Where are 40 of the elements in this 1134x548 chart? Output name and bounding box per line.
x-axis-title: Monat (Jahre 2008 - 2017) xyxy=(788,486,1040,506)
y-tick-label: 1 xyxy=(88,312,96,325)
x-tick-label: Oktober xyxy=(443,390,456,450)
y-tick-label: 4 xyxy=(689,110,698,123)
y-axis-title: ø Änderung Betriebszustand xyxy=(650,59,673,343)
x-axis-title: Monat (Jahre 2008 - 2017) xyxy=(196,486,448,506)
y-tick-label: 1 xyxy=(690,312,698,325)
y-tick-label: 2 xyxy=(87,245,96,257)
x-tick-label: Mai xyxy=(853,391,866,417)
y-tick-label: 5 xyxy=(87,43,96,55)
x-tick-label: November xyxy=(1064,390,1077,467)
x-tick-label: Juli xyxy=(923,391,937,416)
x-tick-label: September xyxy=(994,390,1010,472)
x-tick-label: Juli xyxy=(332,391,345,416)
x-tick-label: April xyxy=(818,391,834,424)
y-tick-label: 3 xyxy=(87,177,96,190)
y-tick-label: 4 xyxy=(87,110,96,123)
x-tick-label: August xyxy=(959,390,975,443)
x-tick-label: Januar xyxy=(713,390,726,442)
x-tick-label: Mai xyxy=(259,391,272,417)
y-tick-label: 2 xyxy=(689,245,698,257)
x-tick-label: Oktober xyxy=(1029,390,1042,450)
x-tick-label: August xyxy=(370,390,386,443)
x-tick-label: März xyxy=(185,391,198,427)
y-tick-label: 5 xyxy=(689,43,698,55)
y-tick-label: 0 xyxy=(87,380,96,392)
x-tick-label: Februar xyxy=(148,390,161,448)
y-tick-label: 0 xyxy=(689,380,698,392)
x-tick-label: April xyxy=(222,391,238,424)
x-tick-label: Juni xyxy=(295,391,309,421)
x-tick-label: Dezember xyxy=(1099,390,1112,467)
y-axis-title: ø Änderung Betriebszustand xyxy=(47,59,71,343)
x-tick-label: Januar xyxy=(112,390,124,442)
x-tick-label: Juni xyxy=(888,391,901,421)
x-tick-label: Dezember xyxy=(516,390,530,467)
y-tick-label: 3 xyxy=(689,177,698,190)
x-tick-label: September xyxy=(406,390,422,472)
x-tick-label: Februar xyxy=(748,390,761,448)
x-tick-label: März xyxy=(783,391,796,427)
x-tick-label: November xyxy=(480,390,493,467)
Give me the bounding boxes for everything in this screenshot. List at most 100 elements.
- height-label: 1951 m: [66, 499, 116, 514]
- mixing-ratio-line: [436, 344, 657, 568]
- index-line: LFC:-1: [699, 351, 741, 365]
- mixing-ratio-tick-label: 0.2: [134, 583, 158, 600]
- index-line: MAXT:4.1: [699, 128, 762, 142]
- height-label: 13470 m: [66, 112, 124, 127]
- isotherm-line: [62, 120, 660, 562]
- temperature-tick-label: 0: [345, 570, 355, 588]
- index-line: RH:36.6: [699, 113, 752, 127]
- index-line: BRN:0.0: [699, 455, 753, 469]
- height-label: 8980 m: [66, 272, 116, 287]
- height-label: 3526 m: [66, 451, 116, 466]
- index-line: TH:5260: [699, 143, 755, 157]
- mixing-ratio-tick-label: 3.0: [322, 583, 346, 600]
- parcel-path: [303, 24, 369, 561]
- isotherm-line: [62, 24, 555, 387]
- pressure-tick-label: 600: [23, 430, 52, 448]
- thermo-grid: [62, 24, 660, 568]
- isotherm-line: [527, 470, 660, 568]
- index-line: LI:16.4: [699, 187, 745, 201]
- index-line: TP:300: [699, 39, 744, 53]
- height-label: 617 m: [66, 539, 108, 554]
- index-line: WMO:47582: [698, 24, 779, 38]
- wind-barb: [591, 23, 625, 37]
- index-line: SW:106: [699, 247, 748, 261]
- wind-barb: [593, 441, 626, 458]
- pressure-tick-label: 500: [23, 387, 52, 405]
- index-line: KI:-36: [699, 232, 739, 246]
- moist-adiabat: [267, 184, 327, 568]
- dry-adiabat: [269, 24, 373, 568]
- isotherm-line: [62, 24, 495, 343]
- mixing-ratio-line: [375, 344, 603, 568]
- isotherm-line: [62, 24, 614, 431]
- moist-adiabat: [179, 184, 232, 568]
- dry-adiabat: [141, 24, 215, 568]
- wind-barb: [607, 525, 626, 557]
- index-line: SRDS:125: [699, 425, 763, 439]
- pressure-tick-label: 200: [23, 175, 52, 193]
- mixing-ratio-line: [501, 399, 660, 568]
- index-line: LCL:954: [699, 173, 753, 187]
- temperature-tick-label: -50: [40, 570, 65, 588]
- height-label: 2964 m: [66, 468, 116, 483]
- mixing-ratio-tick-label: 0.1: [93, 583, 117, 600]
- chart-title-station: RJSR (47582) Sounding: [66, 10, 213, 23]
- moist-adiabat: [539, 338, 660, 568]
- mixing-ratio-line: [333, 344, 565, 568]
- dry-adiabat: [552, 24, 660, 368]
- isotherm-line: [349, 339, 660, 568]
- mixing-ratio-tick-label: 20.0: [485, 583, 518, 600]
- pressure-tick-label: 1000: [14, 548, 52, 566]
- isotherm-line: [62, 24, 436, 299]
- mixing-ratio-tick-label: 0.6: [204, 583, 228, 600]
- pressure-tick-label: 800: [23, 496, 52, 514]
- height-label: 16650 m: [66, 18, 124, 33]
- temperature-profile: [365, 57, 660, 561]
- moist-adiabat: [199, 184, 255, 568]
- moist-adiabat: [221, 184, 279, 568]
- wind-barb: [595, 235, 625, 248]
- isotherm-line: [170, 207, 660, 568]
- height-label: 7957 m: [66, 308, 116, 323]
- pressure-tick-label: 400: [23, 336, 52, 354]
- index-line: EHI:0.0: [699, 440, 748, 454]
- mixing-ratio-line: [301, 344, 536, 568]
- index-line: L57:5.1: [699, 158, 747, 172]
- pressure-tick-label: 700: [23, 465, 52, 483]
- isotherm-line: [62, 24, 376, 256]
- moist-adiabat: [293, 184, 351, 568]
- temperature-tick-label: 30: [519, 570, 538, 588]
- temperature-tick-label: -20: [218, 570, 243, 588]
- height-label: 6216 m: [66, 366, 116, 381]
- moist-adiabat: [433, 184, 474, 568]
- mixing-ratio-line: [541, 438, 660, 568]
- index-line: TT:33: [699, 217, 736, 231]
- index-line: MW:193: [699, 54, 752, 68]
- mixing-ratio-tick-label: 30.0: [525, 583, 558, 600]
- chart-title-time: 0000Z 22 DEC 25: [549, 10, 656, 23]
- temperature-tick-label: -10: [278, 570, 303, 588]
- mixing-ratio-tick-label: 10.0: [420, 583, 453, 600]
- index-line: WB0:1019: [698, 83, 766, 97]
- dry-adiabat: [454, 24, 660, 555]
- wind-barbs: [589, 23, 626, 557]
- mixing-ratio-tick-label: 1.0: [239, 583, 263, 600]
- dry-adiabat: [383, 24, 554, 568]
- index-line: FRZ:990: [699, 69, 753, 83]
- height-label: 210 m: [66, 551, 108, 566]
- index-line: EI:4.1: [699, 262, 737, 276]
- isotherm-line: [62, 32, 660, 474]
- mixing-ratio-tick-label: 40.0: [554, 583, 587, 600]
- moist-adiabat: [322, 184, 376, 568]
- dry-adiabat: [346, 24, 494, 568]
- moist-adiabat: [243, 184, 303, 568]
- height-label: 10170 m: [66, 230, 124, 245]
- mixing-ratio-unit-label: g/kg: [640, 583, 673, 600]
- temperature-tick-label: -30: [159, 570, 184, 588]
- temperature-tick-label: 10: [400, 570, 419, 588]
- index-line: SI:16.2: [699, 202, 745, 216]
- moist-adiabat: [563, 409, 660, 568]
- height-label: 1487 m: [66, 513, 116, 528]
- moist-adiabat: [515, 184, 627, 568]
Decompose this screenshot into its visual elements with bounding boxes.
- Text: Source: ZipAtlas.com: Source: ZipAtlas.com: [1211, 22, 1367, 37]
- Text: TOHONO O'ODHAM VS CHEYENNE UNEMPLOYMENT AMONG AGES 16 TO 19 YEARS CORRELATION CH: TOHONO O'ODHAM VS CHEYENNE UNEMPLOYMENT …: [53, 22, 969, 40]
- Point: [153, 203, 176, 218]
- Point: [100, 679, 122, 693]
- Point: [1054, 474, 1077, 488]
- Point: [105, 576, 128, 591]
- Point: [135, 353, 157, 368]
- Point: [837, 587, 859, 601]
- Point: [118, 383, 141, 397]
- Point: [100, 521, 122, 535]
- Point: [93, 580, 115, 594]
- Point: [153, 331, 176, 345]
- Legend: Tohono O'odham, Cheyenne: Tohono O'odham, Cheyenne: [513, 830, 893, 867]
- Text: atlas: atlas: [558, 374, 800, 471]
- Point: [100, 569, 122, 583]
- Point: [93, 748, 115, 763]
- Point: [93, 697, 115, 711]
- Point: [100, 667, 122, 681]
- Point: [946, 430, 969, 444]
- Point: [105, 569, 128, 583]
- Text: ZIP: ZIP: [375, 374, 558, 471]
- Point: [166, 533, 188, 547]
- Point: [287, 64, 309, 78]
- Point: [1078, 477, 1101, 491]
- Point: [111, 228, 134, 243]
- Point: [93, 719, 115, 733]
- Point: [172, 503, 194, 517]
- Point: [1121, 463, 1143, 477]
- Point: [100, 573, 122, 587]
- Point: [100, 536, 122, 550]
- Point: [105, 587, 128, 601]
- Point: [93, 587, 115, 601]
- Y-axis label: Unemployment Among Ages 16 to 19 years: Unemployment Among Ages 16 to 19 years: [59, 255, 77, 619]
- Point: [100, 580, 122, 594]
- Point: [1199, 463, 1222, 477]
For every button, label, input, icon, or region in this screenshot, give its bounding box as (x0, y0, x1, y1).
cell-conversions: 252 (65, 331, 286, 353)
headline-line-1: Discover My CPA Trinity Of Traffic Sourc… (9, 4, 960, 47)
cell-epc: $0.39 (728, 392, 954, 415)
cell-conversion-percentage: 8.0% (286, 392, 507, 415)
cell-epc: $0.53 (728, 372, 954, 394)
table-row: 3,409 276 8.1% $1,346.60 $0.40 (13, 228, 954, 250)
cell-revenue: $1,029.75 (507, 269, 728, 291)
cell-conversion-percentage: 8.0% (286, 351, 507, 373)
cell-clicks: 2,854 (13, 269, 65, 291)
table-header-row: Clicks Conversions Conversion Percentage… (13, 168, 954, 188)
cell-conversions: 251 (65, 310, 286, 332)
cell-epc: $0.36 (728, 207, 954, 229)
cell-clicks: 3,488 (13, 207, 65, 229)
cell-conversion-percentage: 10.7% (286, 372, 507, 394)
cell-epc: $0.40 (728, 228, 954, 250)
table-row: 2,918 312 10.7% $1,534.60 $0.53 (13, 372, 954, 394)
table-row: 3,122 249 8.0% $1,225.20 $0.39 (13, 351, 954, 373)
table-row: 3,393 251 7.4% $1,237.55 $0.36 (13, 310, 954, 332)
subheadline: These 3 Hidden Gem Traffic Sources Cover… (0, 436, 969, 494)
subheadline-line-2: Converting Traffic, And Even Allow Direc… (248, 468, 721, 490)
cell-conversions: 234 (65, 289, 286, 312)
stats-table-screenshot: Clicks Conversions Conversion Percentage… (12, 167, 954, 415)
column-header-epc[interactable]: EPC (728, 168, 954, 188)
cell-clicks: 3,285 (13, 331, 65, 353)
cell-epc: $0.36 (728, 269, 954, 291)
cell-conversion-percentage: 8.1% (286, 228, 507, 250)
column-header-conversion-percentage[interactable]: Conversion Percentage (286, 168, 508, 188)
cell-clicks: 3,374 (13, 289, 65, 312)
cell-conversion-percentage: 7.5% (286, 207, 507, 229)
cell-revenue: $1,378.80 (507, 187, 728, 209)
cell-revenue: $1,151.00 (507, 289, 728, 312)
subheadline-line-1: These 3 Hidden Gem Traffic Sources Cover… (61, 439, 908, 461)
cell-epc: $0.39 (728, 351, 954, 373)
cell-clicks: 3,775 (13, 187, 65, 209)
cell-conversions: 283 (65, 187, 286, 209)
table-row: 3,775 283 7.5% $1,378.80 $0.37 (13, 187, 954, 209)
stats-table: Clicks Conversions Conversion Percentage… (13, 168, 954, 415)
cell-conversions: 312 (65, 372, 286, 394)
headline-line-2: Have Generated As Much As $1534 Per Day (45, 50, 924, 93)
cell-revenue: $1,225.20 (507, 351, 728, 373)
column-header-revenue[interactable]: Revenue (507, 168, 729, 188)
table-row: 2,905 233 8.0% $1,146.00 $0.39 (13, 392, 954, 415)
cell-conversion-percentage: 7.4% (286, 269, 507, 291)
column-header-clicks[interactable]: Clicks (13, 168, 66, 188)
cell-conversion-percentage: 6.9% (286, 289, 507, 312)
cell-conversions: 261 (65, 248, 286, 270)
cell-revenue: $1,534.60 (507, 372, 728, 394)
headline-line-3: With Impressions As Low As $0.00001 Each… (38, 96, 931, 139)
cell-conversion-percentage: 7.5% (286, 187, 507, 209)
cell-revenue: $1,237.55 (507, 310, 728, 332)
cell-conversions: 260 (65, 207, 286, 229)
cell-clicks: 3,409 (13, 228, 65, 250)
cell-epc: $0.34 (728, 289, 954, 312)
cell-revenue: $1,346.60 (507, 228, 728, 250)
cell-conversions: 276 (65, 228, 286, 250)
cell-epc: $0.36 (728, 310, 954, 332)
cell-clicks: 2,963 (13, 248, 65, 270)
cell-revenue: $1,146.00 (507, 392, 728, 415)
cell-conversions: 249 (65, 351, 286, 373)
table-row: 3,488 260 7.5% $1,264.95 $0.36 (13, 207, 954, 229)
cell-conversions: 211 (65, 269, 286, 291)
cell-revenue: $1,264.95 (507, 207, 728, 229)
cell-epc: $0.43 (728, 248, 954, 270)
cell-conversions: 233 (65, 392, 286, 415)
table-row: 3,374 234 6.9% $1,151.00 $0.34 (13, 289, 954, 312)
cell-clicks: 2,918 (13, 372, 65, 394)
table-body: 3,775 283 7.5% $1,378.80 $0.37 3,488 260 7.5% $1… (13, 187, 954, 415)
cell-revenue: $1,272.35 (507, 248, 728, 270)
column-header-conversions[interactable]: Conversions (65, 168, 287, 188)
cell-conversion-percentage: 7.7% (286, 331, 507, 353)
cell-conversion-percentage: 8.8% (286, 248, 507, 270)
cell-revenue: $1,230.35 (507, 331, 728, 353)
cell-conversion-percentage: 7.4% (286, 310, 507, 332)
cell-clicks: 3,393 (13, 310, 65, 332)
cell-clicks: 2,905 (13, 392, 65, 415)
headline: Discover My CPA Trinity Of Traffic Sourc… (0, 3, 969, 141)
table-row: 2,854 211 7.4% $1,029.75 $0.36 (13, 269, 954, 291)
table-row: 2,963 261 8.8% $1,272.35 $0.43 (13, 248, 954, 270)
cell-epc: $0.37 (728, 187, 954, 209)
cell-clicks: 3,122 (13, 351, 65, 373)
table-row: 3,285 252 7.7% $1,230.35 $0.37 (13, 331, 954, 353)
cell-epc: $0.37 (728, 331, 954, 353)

________

### Exercise task
Output the entries as a Markdown table with the columns "Row" and "Line", starting at the very first line and ending at the line that contains "x-tick-label: Juli xyxy=(923,391,937,416)". Number each row and leave out blank lines.

### Finished exercise
| Row | Line |
|---|---|
| 1 | Where are 40 of the elements in this 1134x548 chart? Output name and bounding box per line. |
| 2 | x-axis-title: Monat (Jahre 2008 - 2017) xyxy=(788,486,1040,506) |
| 3 | y-tick-label: 1 xyxy=(88,312,96,325) |
| 4 | x-tick-label: Oktober xyxy=(443,390,456,450) |
| 5 | y-tick-label: 4 xyxy=(689,110,698,123) |
| 6 | y-axis-title: ø Änderung Betriebszustand xyxy=(650,59,673,343) |
| 7 | x-axis-title: Monat (Jahre 2008 - 2017) xyxy=(196,486,448,506) |
| 8 | y-tick-label: 1 xyxy=(690,312,698,325) |
| 9 | y-tick-label: 2 xyxy=(87,245,96,257) |
| 10 | x-tick-label: Mai xyxy=(853,391,866,417) |
| 11 | y-tick-label: 5 xyxy=(87,43,96,55) |
| 12 | x-tick-label: November xyxy=(1064,390,1077,467) |
| 13 | x-tick-label: Juli xyxy=(923,391,937,416) |